PROBLEM TO SOLVE: Copy each line that holds "Well".

Records from a data source:
^^^^^^^^^^^^^^^^
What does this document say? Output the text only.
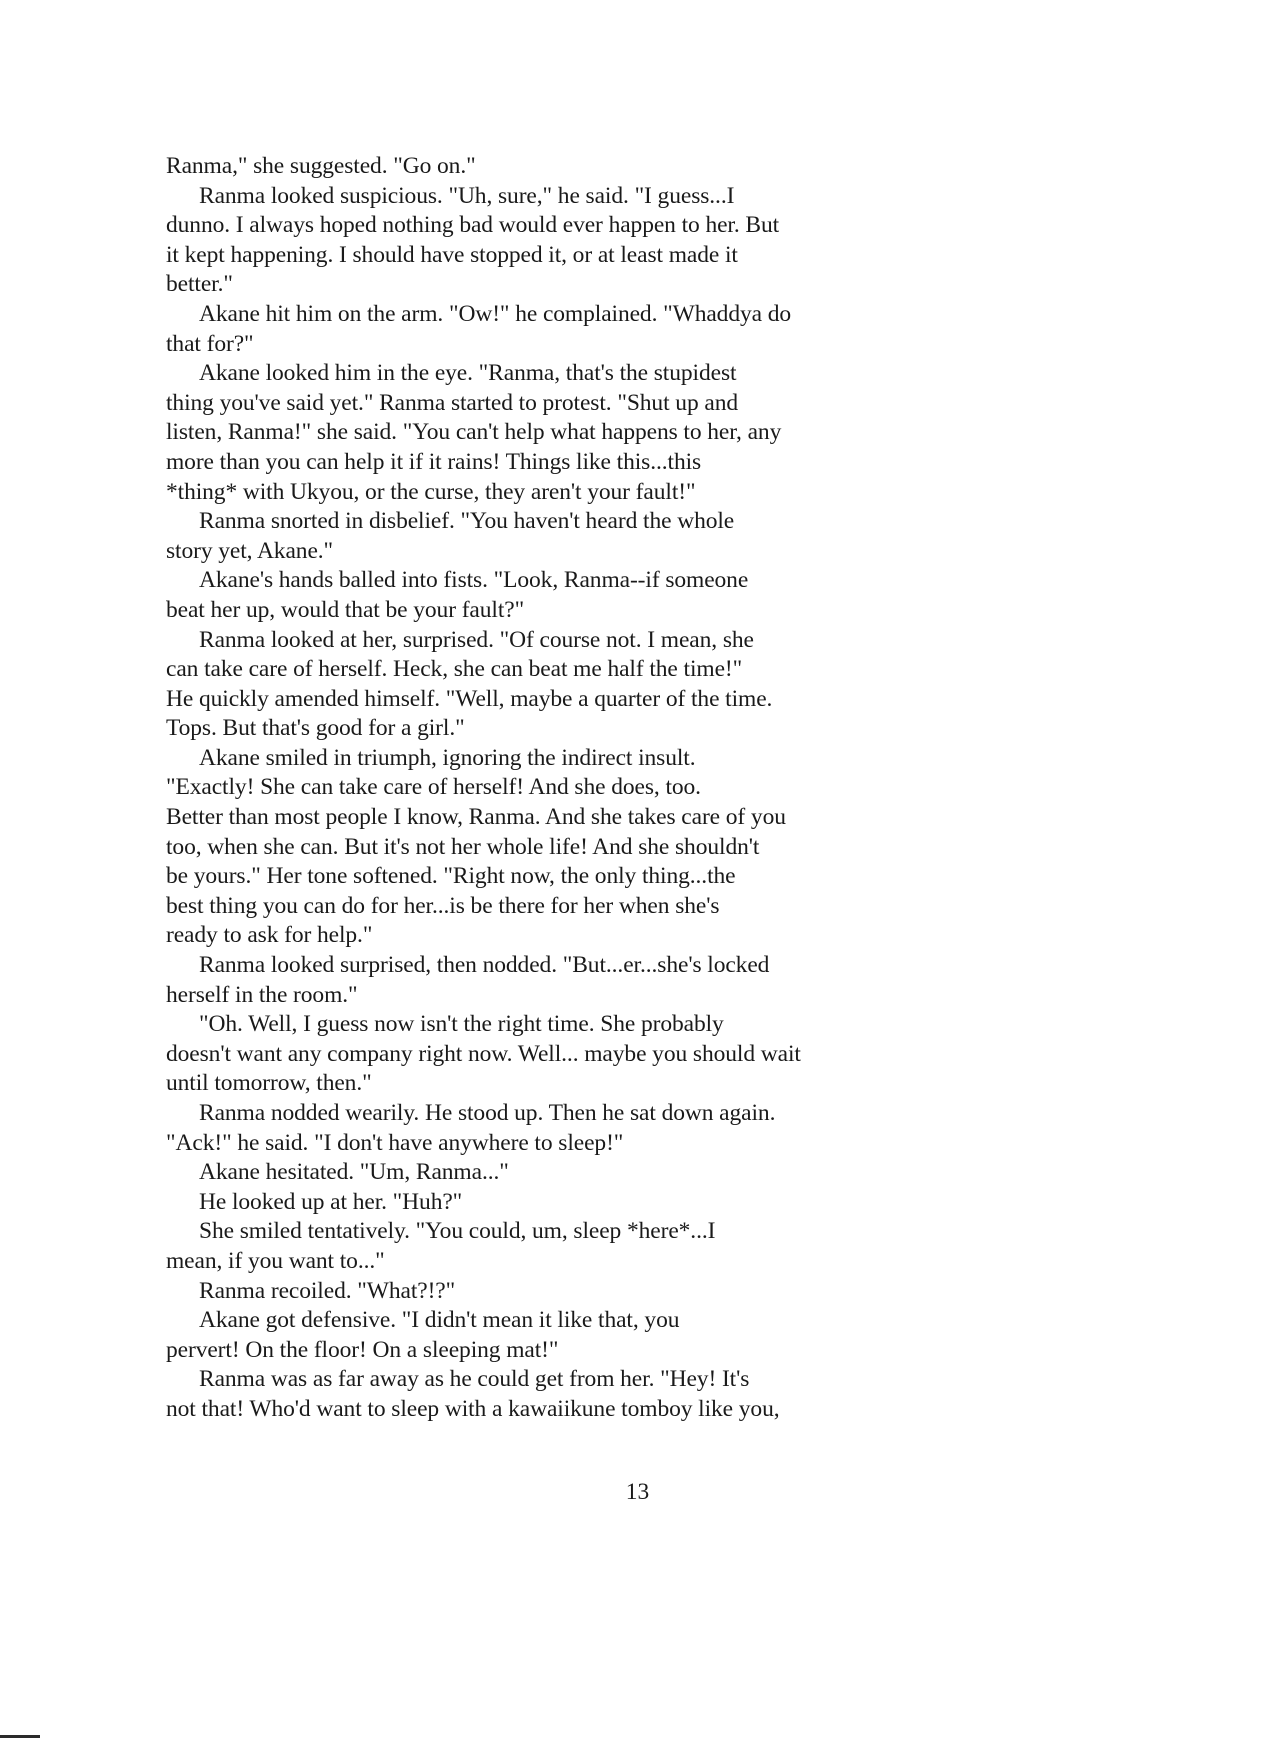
Ranma," she suggested. "Go on."
Ranma looked suspicious. "Uh, sure," he said. "I guess...I
dunno. I always hoped nothing bad would ever happen to her. But
it kept happening. I should have stopped it, or at least made it
better."
Akane hit him on the arm. "Ow!" he complained. "Whaddya do
that for?"
Akane looked him in the eye. "Ranma, that's the stupidest
thing you've said yet." Ranma started to protest. "Shut up and
listen, Ranma!" she said. "You can't help what happens to her, any
more than you can help it if it rains! Things like this...this
*thing* with Ukyou, or the curse, they aren't your fault!"
Ranma snorted in disbelief. "You haven't heard the whole
story yet, Akane."
Akane's hands balled into fists. "Look, Ranma--if someone
beat her up, would that be your fault?"
Ranma looked at her, surprised. "Of course not. I mean, she
can take care of herself. Heck, she can beat me half the time!"
He quickly amended himself. "Well, maybe a quarter of the time.
Tops. But that's good for a girl."
Akane smiled in triumph, ignoring the indirect insult.
"Exactly! She can take care of herself! And she does, too.
Better than most people I know, Ranma. And she takes care of you
too, when she can. But it's not her whole life! And she shouldn't
be yours." Her tone softened. "Right now, the only thing...the
best thing you can do for her...is be there for her when she's
ready to ask for help."
Ranma looked surprised, then nodded. "But...er...she's locked
herself in the room."
"Oh. Well, I guess now isn't the right time. She probably
doesn't want any company right now. Well... maybe you should wait
until tomorrow, then."
Ranma nodded wearily. He stood up. Then he sat down again.
"Ack!" he said. "I don't have anywhere to sleep!"
Akane hesitated. "Um, Ranma..."
He looked up at her. "Huh?"
She smiled tentatively. "You could, um, sleep *here*...I
mean, if you want to..."
Ranma recoiled. "What?!?"
Akane got defensive. "I didn't mean it like that, you
pervert! On the floor! On a sleeping mat!"
Ranma was as far away as he could get from her. "Hey! It's
not that! Who'd want to sleep with a kawaiikune tomboy like you,
13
^^^^^^^^^^^^^^^^
WRITTEN ANSWER:
He quickly amended himself. "Well, maybe a quarter of the time.
"Oh. Well, I guess now isn't the right time. She probably
doesn't want any company right now. Well... maybe you should wait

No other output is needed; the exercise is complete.